### Stated task
Output the full material exactly as it appears here.

[Figure contents as structured data]

-- START --

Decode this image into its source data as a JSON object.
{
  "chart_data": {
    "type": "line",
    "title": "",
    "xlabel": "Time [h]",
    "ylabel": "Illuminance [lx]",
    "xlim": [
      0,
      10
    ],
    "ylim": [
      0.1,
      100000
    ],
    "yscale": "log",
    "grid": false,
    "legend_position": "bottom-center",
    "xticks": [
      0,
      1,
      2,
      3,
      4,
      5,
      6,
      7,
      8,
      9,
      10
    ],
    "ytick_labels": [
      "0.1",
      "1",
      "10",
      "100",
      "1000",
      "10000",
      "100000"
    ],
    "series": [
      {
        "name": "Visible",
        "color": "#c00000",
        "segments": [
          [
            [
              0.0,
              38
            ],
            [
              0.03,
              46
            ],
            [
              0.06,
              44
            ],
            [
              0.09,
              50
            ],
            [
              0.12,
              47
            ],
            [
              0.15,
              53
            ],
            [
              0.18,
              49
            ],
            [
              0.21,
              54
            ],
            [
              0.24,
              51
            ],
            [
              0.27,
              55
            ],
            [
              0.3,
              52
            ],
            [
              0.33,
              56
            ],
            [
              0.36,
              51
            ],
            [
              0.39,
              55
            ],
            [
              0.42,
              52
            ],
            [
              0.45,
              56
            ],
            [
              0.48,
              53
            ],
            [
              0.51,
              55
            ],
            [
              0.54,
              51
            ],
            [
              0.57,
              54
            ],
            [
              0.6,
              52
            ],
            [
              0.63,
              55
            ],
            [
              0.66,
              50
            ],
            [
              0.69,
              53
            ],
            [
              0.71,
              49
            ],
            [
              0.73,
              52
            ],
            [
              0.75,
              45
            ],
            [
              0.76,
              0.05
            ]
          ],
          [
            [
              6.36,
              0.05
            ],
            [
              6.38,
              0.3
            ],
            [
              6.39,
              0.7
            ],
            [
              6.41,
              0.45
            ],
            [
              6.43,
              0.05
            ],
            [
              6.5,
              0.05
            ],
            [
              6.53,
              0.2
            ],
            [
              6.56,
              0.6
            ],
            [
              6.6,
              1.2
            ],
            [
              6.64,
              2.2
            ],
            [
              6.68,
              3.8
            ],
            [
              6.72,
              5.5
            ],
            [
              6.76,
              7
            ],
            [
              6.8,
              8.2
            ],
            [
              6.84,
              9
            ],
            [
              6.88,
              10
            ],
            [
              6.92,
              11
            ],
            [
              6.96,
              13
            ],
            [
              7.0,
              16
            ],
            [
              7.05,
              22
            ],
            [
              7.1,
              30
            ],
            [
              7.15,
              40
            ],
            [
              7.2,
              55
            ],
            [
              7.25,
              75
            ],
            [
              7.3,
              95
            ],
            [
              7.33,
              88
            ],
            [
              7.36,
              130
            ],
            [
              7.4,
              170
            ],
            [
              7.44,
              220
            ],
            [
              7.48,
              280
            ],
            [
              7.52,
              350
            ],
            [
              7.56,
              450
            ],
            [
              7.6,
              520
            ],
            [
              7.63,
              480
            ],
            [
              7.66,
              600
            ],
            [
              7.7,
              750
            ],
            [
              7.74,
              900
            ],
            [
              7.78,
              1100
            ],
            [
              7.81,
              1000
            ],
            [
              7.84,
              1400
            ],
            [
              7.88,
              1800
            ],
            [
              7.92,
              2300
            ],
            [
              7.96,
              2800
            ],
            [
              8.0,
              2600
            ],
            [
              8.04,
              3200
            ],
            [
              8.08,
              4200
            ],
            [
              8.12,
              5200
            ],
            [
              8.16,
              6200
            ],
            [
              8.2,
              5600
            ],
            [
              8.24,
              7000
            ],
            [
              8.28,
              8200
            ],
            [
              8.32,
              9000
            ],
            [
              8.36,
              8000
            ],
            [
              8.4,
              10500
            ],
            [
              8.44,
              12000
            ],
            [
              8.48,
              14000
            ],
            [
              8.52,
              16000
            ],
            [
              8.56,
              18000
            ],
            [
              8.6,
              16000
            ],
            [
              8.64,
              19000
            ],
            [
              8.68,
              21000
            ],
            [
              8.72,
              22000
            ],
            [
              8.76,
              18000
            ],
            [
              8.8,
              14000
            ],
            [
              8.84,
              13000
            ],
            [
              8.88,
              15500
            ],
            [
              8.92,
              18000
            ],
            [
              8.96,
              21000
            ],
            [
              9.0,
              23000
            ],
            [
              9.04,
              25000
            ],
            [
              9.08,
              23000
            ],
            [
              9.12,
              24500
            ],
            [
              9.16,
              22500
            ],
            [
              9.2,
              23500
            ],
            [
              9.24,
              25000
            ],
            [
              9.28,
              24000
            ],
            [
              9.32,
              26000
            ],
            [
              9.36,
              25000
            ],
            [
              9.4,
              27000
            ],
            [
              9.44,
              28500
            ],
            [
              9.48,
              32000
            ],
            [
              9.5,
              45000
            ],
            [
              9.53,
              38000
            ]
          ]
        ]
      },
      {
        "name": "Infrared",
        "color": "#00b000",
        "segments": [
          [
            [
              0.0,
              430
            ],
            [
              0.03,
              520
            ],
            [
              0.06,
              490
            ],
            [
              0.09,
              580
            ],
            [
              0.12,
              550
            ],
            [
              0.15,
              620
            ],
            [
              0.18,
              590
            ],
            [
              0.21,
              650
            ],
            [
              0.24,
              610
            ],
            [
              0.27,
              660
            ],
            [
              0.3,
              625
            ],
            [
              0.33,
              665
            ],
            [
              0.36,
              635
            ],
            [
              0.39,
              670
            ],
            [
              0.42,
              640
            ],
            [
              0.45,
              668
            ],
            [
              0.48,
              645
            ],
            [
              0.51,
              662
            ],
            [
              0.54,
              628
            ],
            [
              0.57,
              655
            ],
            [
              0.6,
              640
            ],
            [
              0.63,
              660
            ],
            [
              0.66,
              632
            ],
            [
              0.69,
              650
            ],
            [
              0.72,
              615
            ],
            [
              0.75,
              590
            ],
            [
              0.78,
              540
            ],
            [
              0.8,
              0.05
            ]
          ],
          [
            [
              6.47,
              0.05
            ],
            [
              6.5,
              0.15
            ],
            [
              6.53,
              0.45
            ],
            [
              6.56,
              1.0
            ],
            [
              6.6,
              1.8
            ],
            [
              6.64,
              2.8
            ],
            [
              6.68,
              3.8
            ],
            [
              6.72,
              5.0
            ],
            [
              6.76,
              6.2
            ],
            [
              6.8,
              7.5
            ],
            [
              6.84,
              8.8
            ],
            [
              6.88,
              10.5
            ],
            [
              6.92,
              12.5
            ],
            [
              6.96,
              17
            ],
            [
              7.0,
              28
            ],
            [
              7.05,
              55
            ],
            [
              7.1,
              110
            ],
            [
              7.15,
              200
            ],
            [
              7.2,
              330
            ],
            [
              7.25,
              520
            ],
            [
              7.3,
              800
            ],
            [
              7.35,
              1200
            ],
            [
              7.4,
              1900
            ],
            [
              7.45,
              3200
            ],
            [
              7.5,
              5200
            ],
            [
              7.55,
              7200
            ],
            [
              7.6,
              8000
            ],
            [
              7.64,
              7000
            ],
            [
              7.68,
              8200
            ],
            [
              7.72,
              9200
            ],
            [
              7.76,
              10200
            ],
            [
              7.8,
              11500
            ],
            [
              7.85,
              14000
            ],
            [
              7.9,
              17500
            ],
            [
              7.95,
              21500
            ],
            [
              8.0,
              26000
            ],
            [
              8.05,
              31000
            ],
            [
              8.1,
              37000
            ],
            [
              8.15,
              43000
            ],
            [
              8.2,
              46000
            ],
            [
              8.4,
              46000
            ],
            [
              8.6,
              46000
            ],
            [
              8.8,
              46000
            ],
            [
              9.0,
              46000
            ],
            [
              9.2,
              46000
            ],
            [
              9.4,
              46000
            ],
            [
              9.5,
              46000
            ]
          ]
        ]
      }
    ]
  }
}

-- END --

### Right answer
Decode this image into its source data as a JSON object.
{
  "chart_data": {
    "type": "line",
    "title": "",
    "xlabel": "Time [h]",
    "ylabel": "Illuminance [lx]",
    "xlim": [
      0,
      10
    ],
    "ylim": [
      0.1,
      100000
    ],
    "yscale": "log",
    "grid": false,
    "legend_position": "bottom-center",
    "xticks": [
      0,
      1,
      2,
      3,
      4,
      5,
      6,
      7,
      8,
      9,
      10
    ],
    "ytick_labels": [
      "0.1",
      "1",
      "10",
      "100",
      "1000",
      "10000",
      "100000"
    ],
    "series": [
      {
        "name": "Visible",
        "color": "#c00000",
        "segments": [
          [
            [
              0.0,
              38
            ],
            [
              0.03,
              46
            ],
            [
              0.06,
              44
            ],
            [
              0.09,
              50
            ],
            [
              0.12,
              47
            ],
            [
              0.15,
              53
            ],
            [
              0.18,
              49
            ],
            [
              0.21,
              54
            ],
            [
              0.24,
              51
            ],
            [
              0.27,
              55
            ],
            [
              0.3,
              52
            ],
            [
              0.33,
              56
            ],
            [
              0.36,
              51
            ],
            [
              0.39,
              55
            ],
            [
              0.42,
              52
            ],
            [
              0.45,
              56
            ],
            [
              0.48,
              53
            ],
            [
              0.51,
              55
            ],
            [
              0.54,
              51
            ],
            [
              0.57,
              54
            ],
            [
              0.6,
              52
            ],
            [
              0.63,
              55
            ],
            [
              0.66,
              50
            ],
            [
              0.69,
              53
            ],
            [
              0.71,
              49
            ],
            [
              0.73,
              52
            ],
            [
              0.75,
              45
            ],
            [
              0.76,
              0.05
            ]
          ],
          [
            [
              6.36,
              0.05
            ],
            [
              6.38,
              0.3
            ],
            [
              6.39,
              0.7
            ],
            [
              6.41,
              0.45
            ],
            [
              6.43,
              0.05
            ],
            [
              6.5,
              0.05
            ],
            [
              6.53,
              0.2
            ],
            [
              6.56,
              0.6
            ],
            [
              6.6,
              1.2
            ],
            [
              6.64,
              2.2
            ],
            [
              6.68,
              3.8
            ],
            [
              6.72,
              5.5
            ],
            [
              6.76,
              7
            ],
            [
              6.8,
              8.2
            ],
            [
              6.84,
              9
            ],
            [
              6.88,
              10
            ],
            [
              6.92,
              11
            ],
            [
              6.96,
              13
            ],
            [
              7.0,
              16
            ],
            [
              7.05,
              22
            ],
            [
              7.1,
              30
            ],
            [
              7.15,
              40
            ],
            [
              7.2,
              55
            ],
            [
              7.25,
              75
            ],
            [
              7.3,
              95
            ],
            [
              7.33,
              88
            ],
            [
              7.36,
              130
            ],
            [
              7.4,
              170
            ],
            [
              7.44,
              220
            ],
            [
              7.48,
              280
            ],
            [
              7.52,
              350
            ],
            [
              7.56,
              450
            ],
            [
              7.6,
              520
            ],
            [
              7.63,
              480
            ],
            [
              7.66,
              600
            ],
            [
              7.7,
              750
            ],
            [
              7.74,
              900
            ],
            [
              7.78,
              1100
            ],
            [
              7.81,
              1000
            ],
            [
              7.84,
              1400
            ],
            [
              7.88,
              1800
            ],
            [
              7.92,
              2300
            ],
            [
              7.96,
              2800
            ],
            [
              8.0,
              2600
            ],
            [
              8.04,
              3200
            ],
            [
              8.08,
              4200
            ],
            [
              8.12,
              5200
            ],
            [
              8.16,
              6200
            ],
            [
              8.2,
              5600
            ],
            [
              8.24,
              7000
            ],
            [
              8.28,
              8200
            ],
            [
              8.32,
              9000
            ],
            [
              8.36,
              8000
            ],
            [
              8.4,
              10500
            ],
            [
              8.44,
              12000
            ],
            [
              8.48,
              14000
            ],
            [
              8.52,
              16000
            ],
            [
              8.56,
              18000
            ],
            [
              8.6,
              16000
            ],
            [
              8.64,
              19000
            ],
            [
              8.68,
              21000
            ],
            [
              8.72,
              22000
            ],
            [
              8.76,
              18000
            ],
            [
              8.8,
              14000
            ],
            [
              8.84,
              13000
            ],
            [
              8.88,
              15500
            ],
            [
              8.92,
              18000
            ],
            [
              8.96,
              21000
            ],
            [
              9.0,
              23000
            ],
            [
              9.04,
              25000
            ],
            [
              9.08,
              23000
            ],
            [
              9.12,
              24500
            ],
            [
              9.16,
              22500
            ],
            [
              9.2,
              23500
            ],
            [
              9.24,
              25000
            ],
            [
              9.28,
              24000
            ],
            [
              9.32,
              26000
            ],
            [
              9.36,
              25000
            ],
            [
              9.4,
              27000
            ],
            [
              9.44,
              28500
            ],
            [
              9.48,
              32000
            ],
            [
              9.5,
              45000
            ],
            [
              9.53,
              38000
            ]
          ]
        ]
      },
      {
        "name": "Infrared",
        "color": "#00b000",
        "segments": [
          [
            [
              0.0,
              430
            ],
            [
              0.03,
              520
            ],
            [
              0.06,
              490
            ],
            [
              0.09,
              580
            ],
            [
              0.12,
              550
            ],
            [
              0.15,
              620
            ],
            [
              0.18,
              590
            ],
            [
              0.21,
              650
            ],
            [
              0.24,
              610
            ],
            [
              0.27,
              660
            ],
            [
              0.3,
              625
            ],
            [
              0.33,
              665
            ],
            [
              0.36,
              635
            ],
            [
              0.39,
              670
            ],
            [
              0.42,
              640
            ],
            [
              0.45,
              668
            ],
            [
              0.48,
              645
            ],
            [
              0.51,
              662
            ],
            [
              0.54,
              628
            ],
            [
              0.57,
              655
            ],
            [
              0.6,
              640
            ],
            [
              0.63,
              660
            ],
            [
              0.66,
              632
            ],
            [
              0.69,
              650
            ],
            [
              0.72,
              615
            ],
            [
              0.75,
              590
            ],
            [
              0.78,
              540
            ],
            [
              0.8,
              0.05
            ]
          ],
          [
            [
              6.47,
              0.05
            ],
            [
              6.5,
              0.15
            ],
            [
              6.53,
              0.45
            ],
            [
              6.56,
              1.0
            ],
            [
              6.6,
              1.8
            ],
            [
              6.64,
              2.8
            ],
            [
              6.68,
              3.8
            ],
            [
              6.72,
              5.0
            ],
            [
              6.76,
              6.2
            ],
            [
              6.8,
              7.5
            ],
            [
              6.84,
              8.8
            ],
            [
              6.88,
              10.5
            ],
            [
              6.92,
              12.5
            ],
            [
              6.96,
              17
            ],
            [
              7.0,
              28
            ],
            [
              7.05,
              55
            ],
            [
              7.1,
              110
            ],
            [
              7.15,
              200
            ],
            [
              7.2,
              330
            ],
            [
              7.25,
              520
            ],
            [
              7.3,
              800
            ],
            [
              7.35,
              1200
            ],
            [
              7.4,
              1900
            ],
            [
              7.45,
              3200
            ],
            [
              7.5,
              5200
            ],
            [
              7.55,
              7200
            ],
            [
              7.6,
              8000
            ],
            [
              7.64,
              7000
            ],
            [
              7.68,
              8200
            ],
            [
              7.72,
              9200
            ],
            [
              7.76,
              10200
            ],
            [
              7.8,
              11500
            ],
            [
              7.85,
              14000
            ],
            [
              7.9,
              17500
            ],
            [
              7.95,
              21500
            ],
            [
              8.0,
              26000
            ],
            [
              8.05,
              31000
            ],
            [
              8.1,
              37000
            ],
            [
              8.15,
              43000
            ],
            [
              8.2,
              46000
            ],
            [
              8.4,
              46000
            ],
            [
              8.6,
              46000
            ],
            [
              8.8,
              46000
            ],
            [
              9.0,
              46000
            ],
            [
              9.2,
              46000
            ],
            [
              9.4,
              46000
            ],
            [
              9.5,
              46000
            ]
          ]
        ]
      }
    ]
  }
}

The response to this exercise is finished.